--- Directions for this task ---
Collect all the lines that mention the word "name".

--- Exercise material ---

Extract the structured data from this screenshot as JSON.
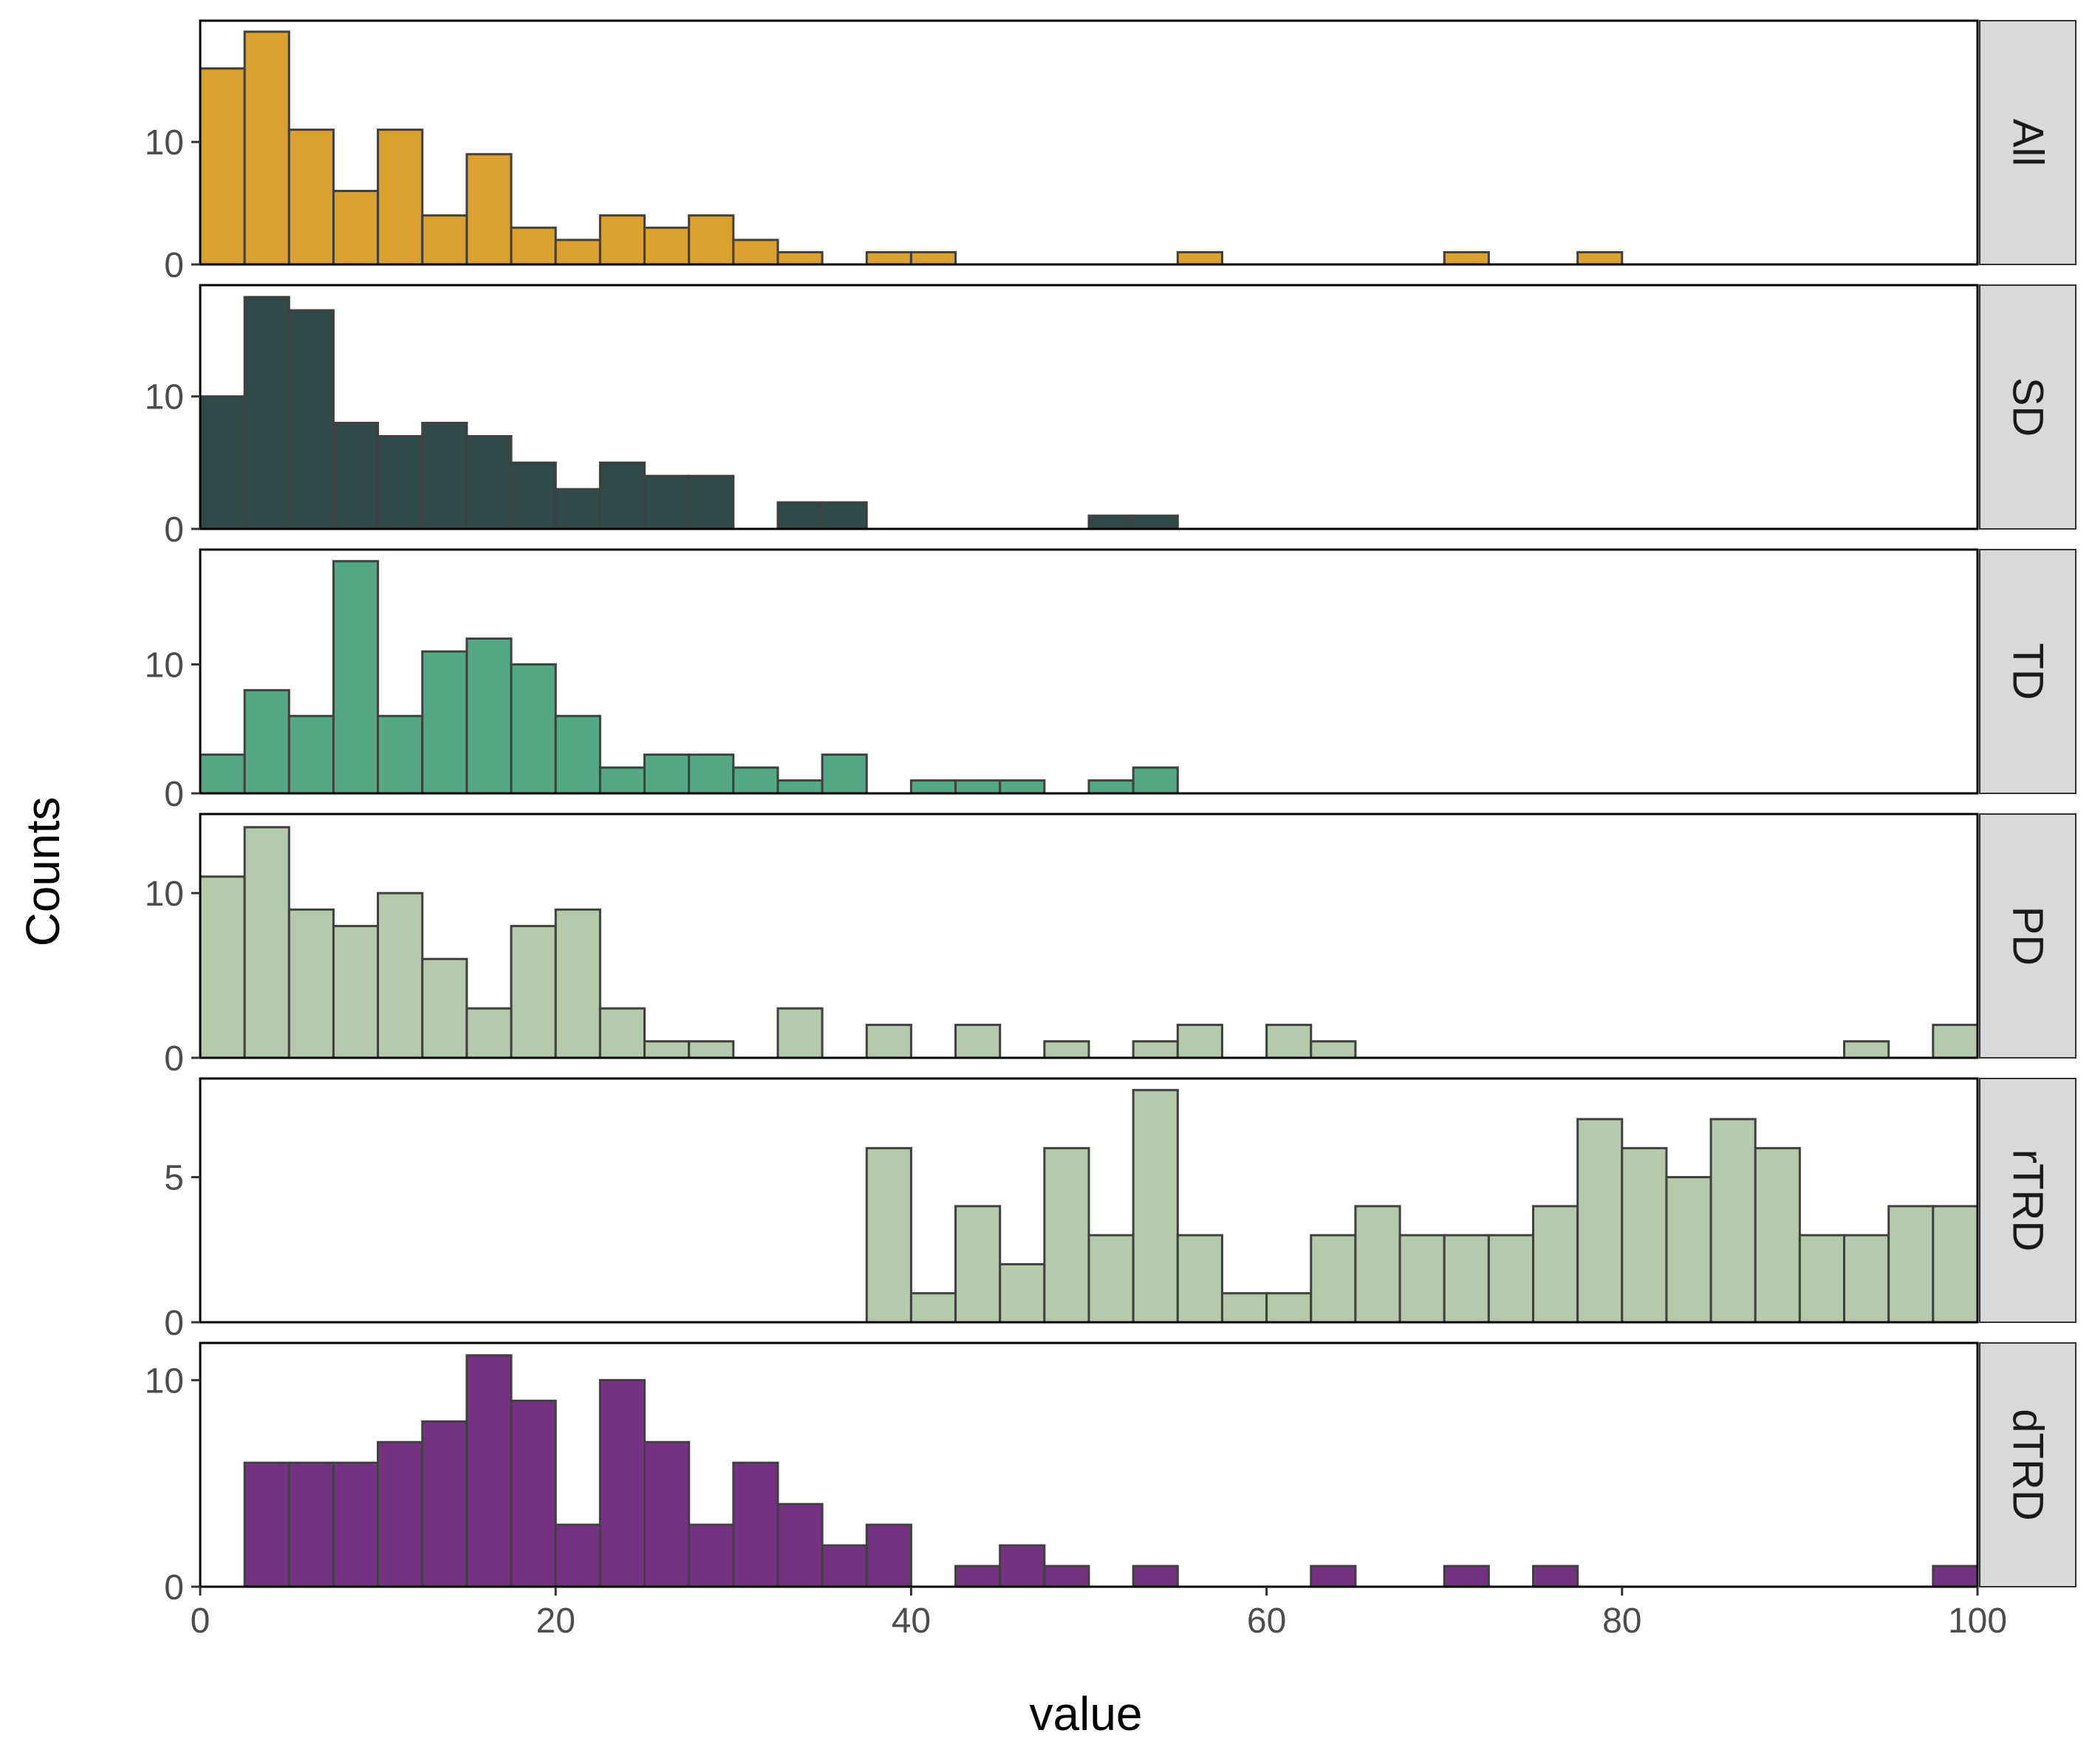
{
  "chart_data": {
    "type": "bar",
    "subtype": "faceted-histogram",
    "title": "",
    "xlabel": "value",
    "ylabel": "Counts",
    "xlim": [
      0,
      100
    ],
    "x_ticks": [
      "0",
      "20",
      "40",
      "60",
      "80",
      "100"
    ],
    "x_tick_values": [
      0,
      20,
      40,
      60,
      80,
      100
    ],
    "bin_width": 2.5,
    "grid": false,
    "legend": "none",
    "bar_outline_color": "#404040",
    "strip_color": "#d9d9d9",
    "panels": [
      {
        "name": "All",
        "color": "#daa030",
        "ylim": [
          0,
          19.9
        ],
        "y_ticks": [
          "0",
          "10"
        ],
        "y_tick_values": [
          0,
          10
        ],
        "bins": [
          {
            "x": 0,
            "count": 16
          },
          {
            "x": 2.5,
            "count": 19
          },
          {
            "x": 5,
            "count": 11
          },
          {
            "x": 7.5,
            "count": 6
          },
          {
            "x": 10,
            "count": 11
          },
          {
            "x": 12.5,
            "count": 4
          },
          {
            "x": 15,
            "count": 9
          },
          {
            "x": 17.5,
            "count": 3
          },
          {
            "x": 20,
            "count": 2
          },
          {
            "x": 22.5,
            "count": 4
          },
          {
            "x": 25,
            "count": 3
          },
          {
            "x": 27.5,
            "count": 4
          },
          {
            "x": 30,
            "count": 2
          },
          {
            "x": 32.5,
            "count": 1
          },
          {
            "x": 37.5,
            "count": 1
          },
          {
            "x": 40,
            "count": 1
          },
          {
            "x": 55,
            "count": 1
          },
          {
            "x": 70,
            "count": 1
          },
          {
            "x": 77.5,
            "count": 1
          }
        ]
      },
      {
        "name": "SD",
        "color": "#2f4a46",
        "ylim": [
          0,
          18.4
        ],
        "y_ticks": [
          "0",
          "10"
        ],
        "y_tick_values": [
          0,
          10
        ],
        "bins": [
          {
            "x": 0,
            "count": 10
          },
          {
            "x": 2.5,
            "count": 17.5
          },
          {
            "x": 5,
            "count": 16.5
          },
          {
            "x": 7.5,
            "count": 8
          },
          {
            "x": 10,
            "count": 7
          },
          {
            "x": 12.5,
            "count": 8
          },
          {
            "x": 15,
            "count": 7
          },
          {
            "x": 17.5,
            "count": 5
          },
          {
            "x": 20,
            "count": 3
          },
          {
            "x": 22.5,
            "count": 5
          },
          {
            "x": 25,
            "count": 4
          },
          {
            "x": 27.5,
            "count": 4
          },
          {
            "x": 32.5,
            "count": 2
          },
          {
            "x": 35,
            "count": 2
          },
          {
            "x": 50,
            "count": 1
          },
          {
            "x": 52.5,
            "count": 1
          }
        ]
      },
      {
        "name": "TD",
        "color": "#55a886",
        "ylim": [
          0,
          18.9
        ],
        "y_ticks": [
          "0",
          "10"
        ],
        "y_tick_values": [
          0,
          10
        ],
        "bins": [
          {
            "x": 0,
            "count": 3
          },
          {
            "x": 2.5,
            "count": 8
          },
          {
            "x": 5,
            "count": 6
          },
          {
            "x": 7.5,
            "count": 18
          },
          {
            "x": 10,
            "count": 6
          },
          {
            "x": 12.5,
            "count": 11
          },
          {
            "x": 15,
            "count": 12
          },
          {
            "x": 17.5,
            "count": 10
          },
          {
            "x": 20,
            "count": 6
          },
          {
            "x": 22.5,
            "count": 2
          },
          {
            "x": 25,
            "count": 3
          },
          {
            "x": 27.5,
            "count": 3
          },
          {
            "x": 30,
            "count": 2
          },
          {
            "x": 32.5,
            "count": 1
          },
          {
            "x": 35,
            "count": 3
          },
          {
            "x": 40,
            "count": 1
          },
          {
            "x": 42.5,
            "count": 1
          },
          {
            "x": 45,
            "count": 1
          },
          {
            "x": 50,
            "count": 1
          },
          {
            "x": 52.5,
            "count": 2
          }
        ]
      },
      {
        "name": "PD",
        "color": "#b5caab",
        "ylim": [
          0,
          14.8
        ],
        "y_ticks": [
          "0",
          "10"
        ],
        "y_tick_values": [
          0,
          10
        ],
        "bins": [
          {
            "x": 0,
            "count": 11
          },
          {
            "x": 2.5,
            "count": 14
          },
          {
            "x": 5,
            "count": 9
          },
          {
            "x": 7.5,
            "count": 8
          },
          {
            "x": 10,
            "count": 10
          },
          {
            "x": 12.5,
            "count": 6
          },
          {
            "x": 15,
            "count": 3
          },
          {
            "x": 17.5,
            "count": 8
          },
          {
            "x": 20,
            "count": 9
          },
          {
            "x": 22.5,
            "count": 3
          },
          {
            "x": 25,
            "count": 1
          },
          {
            "x": 27.5,
            "count": 1
          },
          {
            "x": 32.5,
            "count": 3
          },
          {
            "x": 37.5,
            "count": 2
          },
          {
            "x": 42.5,
            "count": 2
          },
          {
            "x": 47.5,
            "count": 1
          },
          {
            "x": 52.5,
            "count": 1
          },
          {
            "x": 55,
            "count": 2
          },
          {
            "x": 60,
            "count": 2
          },
          {
            "x": 62.5,
            "count": 1
          },
          {
            "x": 92.5,
            "count": 1
          },
          {
            "x": 97.5,
            "count": 2
          }
        ]
      },
      {
        "name": "rTRD",
        "color": "#b5caab",
        "ylim": [
          0,
          8.4
        ],
        "y_ticks": [
          "0",
          "5"
        ],
        "y_tick_values": [
          0,
          5
        ],
        "bins": [
          {
            "x": 37.5,
            "count": 6
          },
          {
            "x": 40,
            "count": 1
          },
          {
            "x": 42.5,
            "count": 4
          },
          {
            "x": 45,
            "count": 2
          },
          {
            "x": 47.5,
            "count": 6
          },
          {
            "x": 50,
            "count": 3
          },
          {
            "x": 52.5,
            "count": 8
          },
          {
            "x": 55,
            "count": 3
          },
          {
            "x": 57.5,
            "count": 1
          },
          {
            "x": 60,
            "count": 1
          },
          {
            "x": 62.5,
            "count": 3
          },
          {
            "x": 65,
            "count": 4
          },
          {
            "x": 67.5,
            "count": 3
          },
          {
            "x": 70,
            "count": 3
          },
          {
            "x": 72.5,
            "count": 3
          },
          {
            "x": 75,
            "count": 4
          },
          {
            "x": 77.5,
            "count": 7
          },
          {
            "x": 80,
            "count": 6
          },
          {
            "x": 82.5,
            "count": 5
          },
          {
            "x": 85,
            "count": 7
          },
          {
            "x": 87.5,
            "count": 6
          },
          {
            "x": 90,
            "count": 3
          },
          {
            "x": 92.5,
            "count": 3
          },
          {
            "x": 95,
            "count": 4
          },
          {
            "x": 97.5,
            "count": 4
          }
        ]
      },
      {
        "name": "dTRD",
        "color": "#753182",
        "ylim": [
          0,
          11.8
        ],
        "y_ticks": [
          "0",
          "10"
        ],
        "y_tick_values": [
          0,
          10
        ],
        "bins": [
          {
            "x": 2.5,
            "count": 6
          },
          {
            "x": 5,
            "count": 6
          },
          {
            "x": 7.5,
            "count": 6
          },
          {
            "x": 10,
            "count": 7
          },
          {
            "x": 12.5,
            "count": 8
          },
          {
            "x": 15,
            "count": 11.2
          },
          {
            "x": 17.5,
            "count": 9
          },
          {
            "x": 20,
            "count": 3
          },
          {
            "x": 22.5,
            "count": 10
          },
          {
            "x": 25,
            "count": 7
          },
          {
            "x": 27.5,
            "count": 3
          },
          {
            "x": 30,
            "count": 6
          },
          {
            "x": 32.5,
            "count": 4
          },
          {
            "x": 35,
            "count": 2
          },
          {
            "x": 37.5,
            "count": 3
          },
          {
            "x": 42.5,
            "count": 1
          },
          {
            "x": 45,
            "count": 2
          },
          {
            "x": 47.5,
            "count": 1
          },
          {
            "x": 52.5,
            "count": 1
          },
          {
            "x": 62.5,
            "count": 1
          },
          {
            "x": 70,
            "count": 1
          },
          {
            "x": 75,
            "count": 1
          },
          {
            "x": 97.5,
            "count": 1
          }
        ]
      }
    ]
  }
}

--- Complete output ---
        "name": "All",
        "name": "SD",
        "name": "TD",
        "name": "PD",
        "name": "rTRD",
        "name": "dTRD",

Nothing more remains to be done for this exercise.